START Data records

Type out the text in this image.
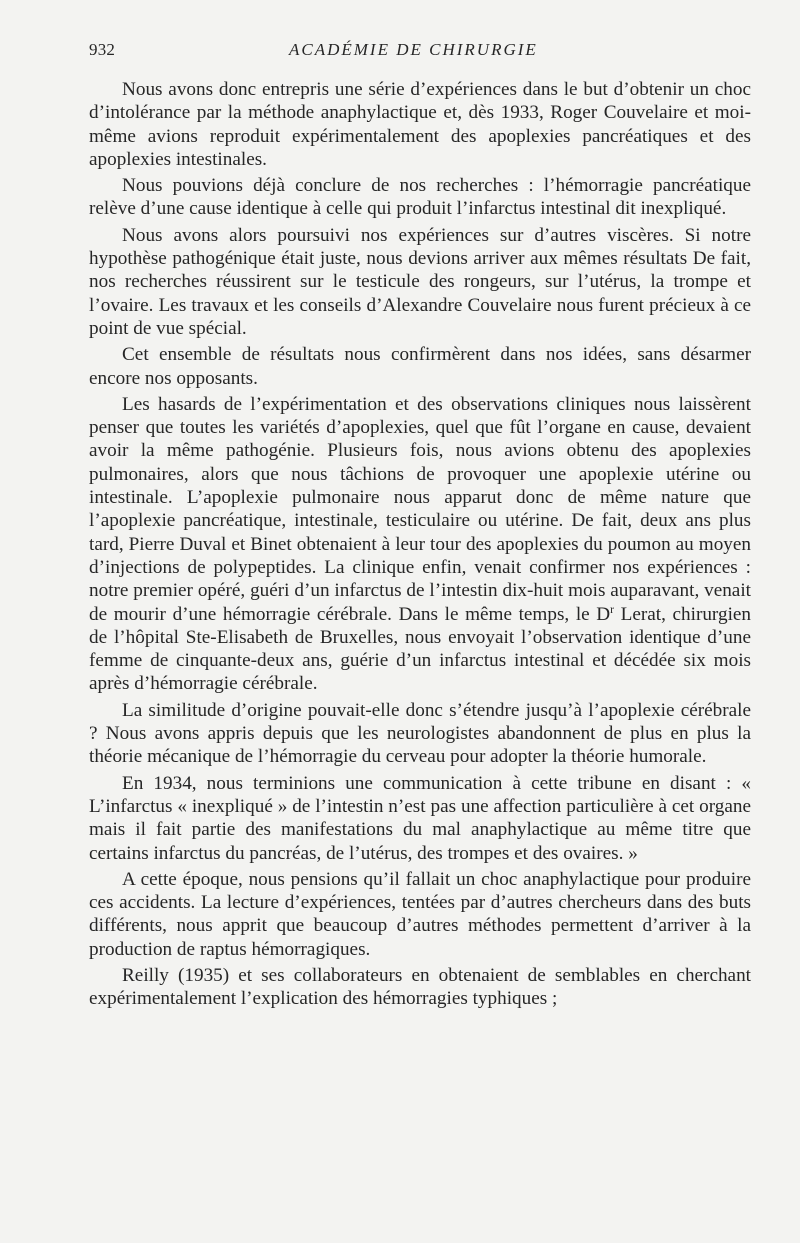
932	ACADÉMIE DE CHIRURGIE

Nous avons donc entrepris une série d’expériences dans le but d’obtenir un choc d’intolérance par la méthode anaphylactique et, dès 1933, Roger Couvelaire et moi-même avions reproduit expérimentalement des apoplexies pancréatiques et des apoplexies intestinales.

Nous pouvions déjà conclure de nos recherches : l’hémorragie pancréatique relève d’une cause identique à celle qui produit l’infarctus intestinal dit inexpliqué.

Nous avons alors poursuivi nos expériences sur d’autres viscères. Si notre hypothèse pathogénique était juste, nous devions arriver aux mêmes résultats De fait, nos recherches réussirent sur le testicule des rongeurs, sur l’utérus, la trompe et l’ovaire. Les travaux et les conseils d’Alexandre Couvelaire nous furent précieux à ce point de vue spécial.

Cet ensemble de résultats nous confirmèrent dans nos idées, sans désarmer encore nos opposants.

Les hasards de l’expérimentation et des observations cliniques nous laissèrent penser que toutes les variétés d’apoplexies, quel que fût l’organe en cause, devaient avoir la même pathogénie. Plusieurs fois, nous avions obtenu des apoplexies pulmonaires, alors que nous tâchions de provoquer une apoplexie utérine ou intestinale. L’apoplexie pulmonaire nous apparut donc de même nature que l’apoplexie pancréatique, intestinale, testiculaire ou utérine. De fait, deux ans plus tard, Pierre Duval et Binet obtenaient à leur tour des apoplexies du poumon au moyen d’injections de polypeptides. La clinique enfin, venait confirmer nos expériences : notre premier opéré, guéri d’un infarctus de l’intestin dix-huit mois auparavant, venait de mourir d’une hémorragie cérébrale. Dans le même temps, le $D^r$ Lerat, chirurgien de l’hôpital Ste-Elisabeth de Bruxelles, nous envoyait l’observation identique d’une femme de cinquante-deux ans, guérie d’un infarctus intestinal et décédée six mois après d’hémorragie cérébrale.

La similitude d’origine pouvait-elle donc s’étendre jusqu’à l’apoplexie cérébrale ? Nous avons appris depuis que les neurologistes abandonnent de plus en plus la théorie mécanique de l’hémorragie du cerveau pour adopter la théorie humorale.

En 1934, nous terminions une communication à cette tribune en disant : « L’infarctus « inexpliqué » de l’intestin n’est pas une affection particulière à cet organe mais il fait partie des manifestations du mal anaphylactique au même titre que certains infarctus du pancréas, de l’utérus, des trompes et des ovaires. »

A cette époque, nous pensions qu’il fallait un choc anaphylactique pour produire ces accidents. La lecture d’expériences, tentées par d’autres chercheurs dans des buts différents, nous apprit que beaucoup d’autres méthodes permettent d’arriver à la production de raptus hémorragiques.

Reilly (1935) et ses collaborateurs en obtenaient de semblables en cherchant expérimentalement l’explication des hémorragies typhiques ;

END Data records

How many lines of the material contain the string "alors"? Answer with that number alone.

2